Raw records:
===============

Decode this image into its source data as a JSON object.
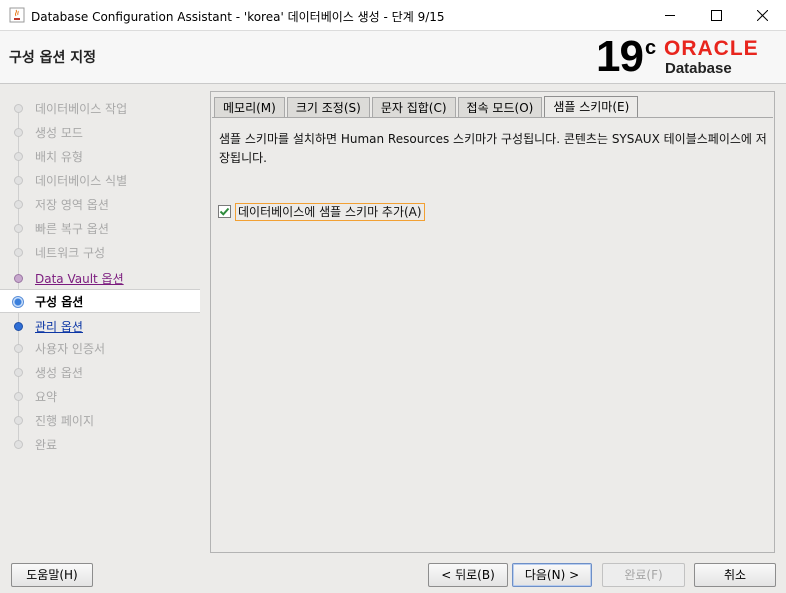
{
  "window": {
    "title": "Database Configuration Assistant - 'korea' 데이터베이스 생성 - 단계 9/15"
  },
  "header": {
    "page_title": "구성 옵션 지정",
    "logo_version": "19",
    "logo_sup": "c",
    "logo_brand": "ORACLE",
    "logo_product": "Database",
    "brand_color": "#e8251d"
  },
  "steps": [
    {
      "label": "데이터베이스 작업",
      "state": "disabled"
    },
    {
      "label": "생성 모드",
      "state": "disabled"
    },
    {
      "label": "배치 유형",
      "state": "disabled"
    },
    {
      "label": "데이터베이스 식별",
      "state": "disabled"
    },
    {
      "label": "저장 영역 옵션",
      "state": "disabled"
    },
    {
      "label": "빠른 복구 옵션",
      "state": "disabled"
    },
    {
      "label": "네트워크 구성",
      "state": "disabled"
    },
    {
      "label": "Data Vault 옵션",
      "state": "visited"
    },
    {
      "label": "구성 옵션",
      "state": "current"
    },
    {
      "label": "관리 옵션",
      "state": "link"
    },
    {
      "label": "사용자 인증서",
      "state": "disabled"
    },
    {
      "label": "생성 옵션",
      "state": "disabled"
    },
    {
      "label": "요약",
      "state": "disabled"
    },
    {
      "label": "진행 페이지",
      "state": "disabled"
    },
    {
      "label": "완료",
      "state": "disabled"
    }
  ],
  "tabs": [
    {
      "label": "메모리(M)",
      "active": false
    },
    {
      "label": "크기 조정(S)",
      "active": false
    },
    {
      "label": "문자 집합(C)",
      "active": false
    },
    {
      "label": "접속 모드(O)",
      "active": false
    },
    {
      "label": "샘플 스키마(E)",
      "active": true
    }
  ],
  "content": {
    "description": "샘플 스키마를 설치하면 Human Resources 스키마가 구성됩니다. 콘텐츠는 SYSAUX 테이블스페이스에 저장됩니다.",
    "checkbox_label": "데이터베이스에 샘플 스키마 추가(A)",
    "checkbox_checked": true
  },
  "buttons": {
    "help": "도움말(H)",
    "back": "< 뒤로(B)",
    "next": "다음(N) >",
    "finish": "완료(F)",
    "cancel": "취소"
  }
}
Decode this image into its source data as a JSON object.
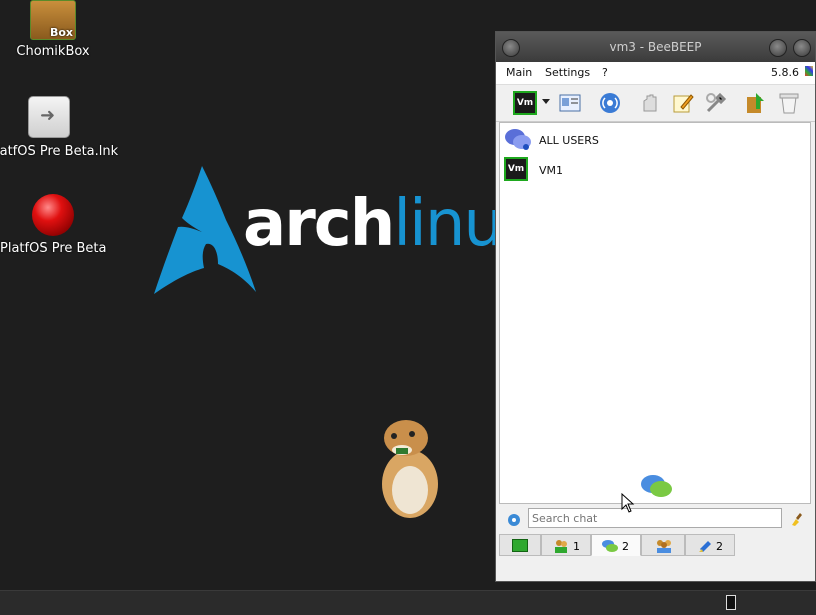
{
  "desktop": {
    "icons": [
      {
        "label": "ChomikBox",
        "badge": "Box"
      },
      {
        "label": "latfOS Pre Beta.lnk"
      },
      {
        "label": "PlatfOS Pre Beta"
      }
    ],
    "wallpaper": {
      "word1": "arch",
      "word2": "linux",
      "tm": "™"
    }
  },
  "window": {
    "title": "vm3 - BeeBEEP",
    "menu": {
      "main": "Main",
      "settings": "Settings",
      "help": "?",
      "version": "5.8.6"
    },
    "toolbar": {
      "status_avatar": "Vm"
    },
    "users": [
      {
        "name": "ALL USERS",
        "icon": "group-chat-icon"
      },
      {
        "name": "VM1",
        "avatar": "Vm"
      }
    ],
    "search": {
      "placeholder": "Search chat"
    },
    "tabs": [
      {
        "icon": "computer-icon",
        "count": ""
      },
      {
        "icon": "users-icon",
        "count": "1"
      },
      {
        "icon": "chats-icon",
        "count": "2"
      },
      {
        "icon": "groups-icon",
        "count": ""
      },
      {
        "icon": "files-icon",
        "count": "2"
      }
    ]
  },
  "colors": {
    "arch_blue": "#1793d1",
    "online_green": "#1ea81e"
  }
}
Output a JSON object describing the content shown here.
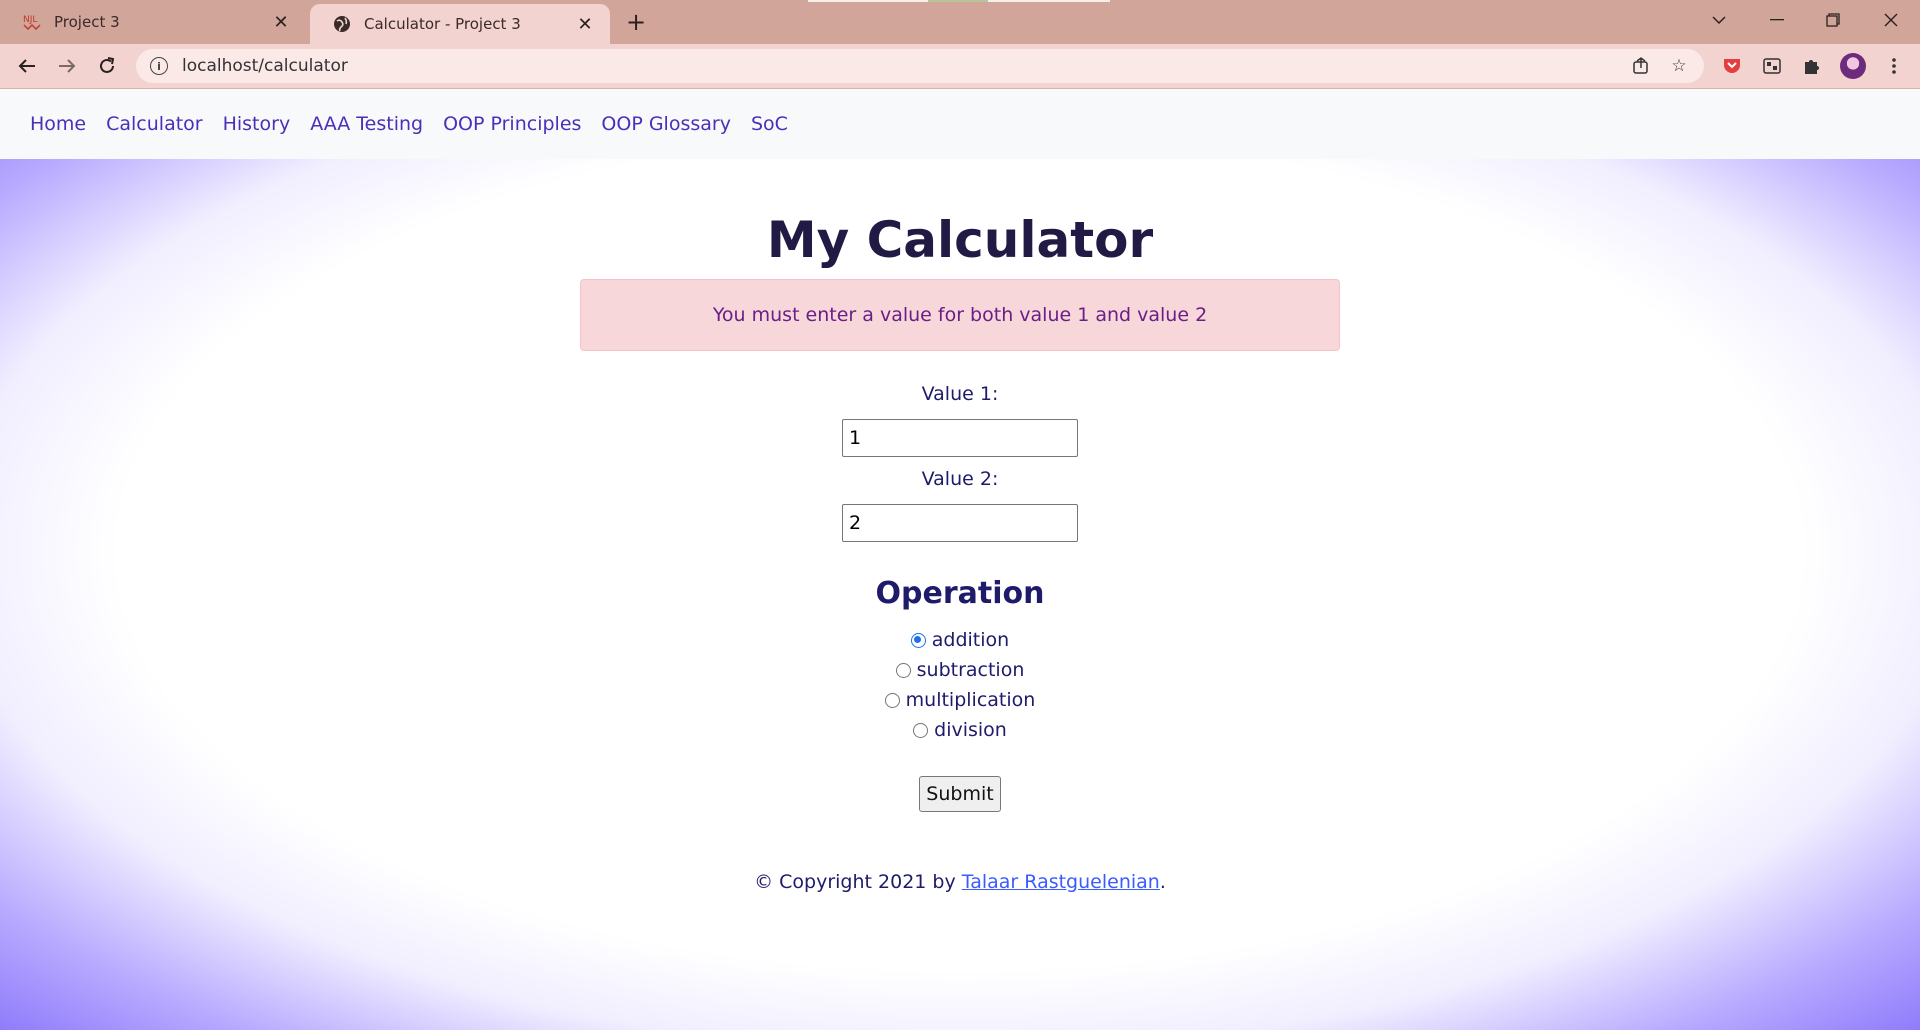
{
  "browser": {
    "tabs": [
      {
        "title": "Project 3",
        "active": false
      },
      {
        "title": "Calculator - Project 3",
        "active": true
      }
    ],
    "url": "localhost/calculator",
    "colors": {
      "tabstrip": "#d2a59b",
      "toolbar": "#f3d3d0"
    }
  },
  "nav": {
    "links": [
      "Home",
      "Calculator",
      "History",
      "AAA Testing",
      "OOP Principles",
      "OOP Glossary",
      "SoC"
    ],
    "link_color": "#4b2fb8"
  },
  "main": {
    "title": "My Calculator",
    "alert": "You must enter a value for both value 1 and value 2",
    "value1": {
      "label": "Value 1:",
      "value": "1"
    },
    "value2": {
      "label": "Value 2:",
      "value": "2"
    },
    "operation": {
      "heading": "Operation",
      "options": [
        "addition",
        "subtraction",
        "multiplication",
        "division"
      ],
      "selected": "addition"
    },
    "submit_label": "Submit"
  },
  "footer": {
    "prefix": "© Copyright 2021 by ",
    "author": "Talaar Rastguelenian",
    "suffix": "."
  }
}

===============

• WHAT IS ASKED
Your copy should repeat each entry above exactly but contain no pictures.

• WORKED ANSWER
Decode this image into its source data as a JSON object.
{
  "window": {
    "title": "Database Configuration Assistant - 'korea' 데이터베이스 생성 - 단계 9/15"
  },
  "header": {
    "page_title": "구성 옵션 지정",
    "logo_version": "19",
    "logo_sup": "c",
    "logo_brand": "ORACLE",
    "logo_product": "Database",
    "brand_color": "#e8251d"
  },
  "steps": [
    {
      "label": "데이터베이스 작업",
      "state": "disabled"
    },
    {
      "label": "생성 모드",
      "state": "disabled"
    },
    {
      "label": "배치 유형",
      "state": "disabled"
    },
    {
      "label": "데이터베이스 식별",
      "state": "disabled"
    },
    {
      "label": "저장 영역 옵션",
      "state": "disabled"
    },
    {
      "label": "빠른 복구 옵션",
      "state": "disabled"
    },
    {
      "label": "네트워크 구성",
      "state": "disabled"
    },
    {
      "label": "Data Vault 옵션",
      "state": "visited"
    },
    {
      "label": "구성 옵션",
      "state": "current"
    },
    {
      "label": "관리 옵션",
      "state": "link"
    },
    {
      "label": "사용자 인증서",
      "state": "disabled"
    },
    {
      "label": "생성 옵션",
      "state": "disabled"
    },
    {
      "label": "요약",
      "state": "disabled"
    },
    {
      "label": "진행 페이지",
      "state": "disabled"
    },
    {
      "label": "완료",
      "state": "disabled"
    }
  ],
  "tabs": [
    {
      "label": "메모리(M)",
      "active": false
    },
    {
      "label": "크기 조정(S)",
      "active": false
    },
    {
      "label": "문자 집합(C)",
      "active": false
    },
    {
      "label": "접속 모드(O)",
      "active": false
    },
    {
      "label": "샘플 스키마(E)",
      "active": true
    }
  ],
  "content": {
    "description": "샘플 스키마를 설치하면 Human Resources 스키마가 구성됩니다. 콘텐츠는 SYSAUX 테이블스페이스에 저장됩니다.",
    "checkbox_label": "데이터베이스에 샘플 스키마 추가(A)",
    "checkbox_checked": true
  },
  "buttons": {
    "help": "도움말(H)",
    "back": "< 뒤로(B)",
    "next": "다음(N) >",
    "finish": "완료(F)",
    "cancel": "취소"
  }
}
Decode this image into its source data as a JSON object.
{
  "desktop": {
    "icons": [
      {
        "label": "ChomikBox",
        "badge": "Box"
      },
      {
        "label": "latfOS Pre Beta.lnk"
      },
      {
        "label": "PlatfOS Pre Beta"
      }
    ],
    "wallpaper": {
      "word1": "arch",
      "word2": "linux",
      "tm": "™"
    }
  },
  "window": {
    "title": "vm3 - BeeBEEP",
    "menu": {
      "main": "Main",
      "settings": "Settings",
      "help": "?",
      "version": "5.8.6"
    },
    "toolbar": {
      "status_avatar": "Vm"
    },
    "users": [
      {
        "name": "ALL USERS",
        "icon": "group-chat-icon"
      },
      {
        "name": "VM1",
        "avatar": "Vm"
      }
    ],
    "search": {
      "placeholder": "Search chat"
    },
    "tabs": [
      {
        "icon": "computer-icon",
        "count": ""
      },
      {
        "icon": "users-icon",
        "count": "1"
      },
      {
        "icon": "chats-icon",
        "count": "2"
      },
      {
        "icon": "groups-icon",
        "count": ""
      },
      {
        "icon": "files-icon",
        "count": "2"
      }
    ]
  },
  "colors": {
    "arch_blue": "#1793d1",
    "online_green": "#1ea81e"
  }
}
Output a JSON object describing the content shown here.
{
  "browser": {
    "tabs": [
      {
        "title": "Project 3",
        "active": false
      },
      {
        "title": "Calculator - Project 3",
        "active": true
      }
    ],
    "url": "localhost/calculator",
    "colors": {
      "tabstrip": "#d2a59b",
      "toolbar": "#f3d3d0"
    }
  },
  "nav": {
    "links": [
      "Home",
      "Calculator",
      "History",
      "AAA Testing",
      "OOP Principles",
      "OOP Glossary",
      "SoC"
    ],
    "link_color": "#4b2fb8"
  },
  "main": {
    "title": "My Calculator",
    "alert": "You must enter a value for both value 1 and value 2",
    "value1": {
      "label": "Value 1:",
      "value": "1"
    },
    "value2": {
      "label": "Value 2:",
      "value": "2"
    },
    "operation": {
      "heading": "Operation",
      "options": [
        "addition",
        "subtraction",
        "multiplication",
        "division"
      ],
      "selected": "addition"
    },
    "submit_label": "Submit"
  },
  "footer": {
    "prefix": "© Copyright 2021 by ",
    "author": "Talaar Rastguelenian",
    "suffix": "."
  }
}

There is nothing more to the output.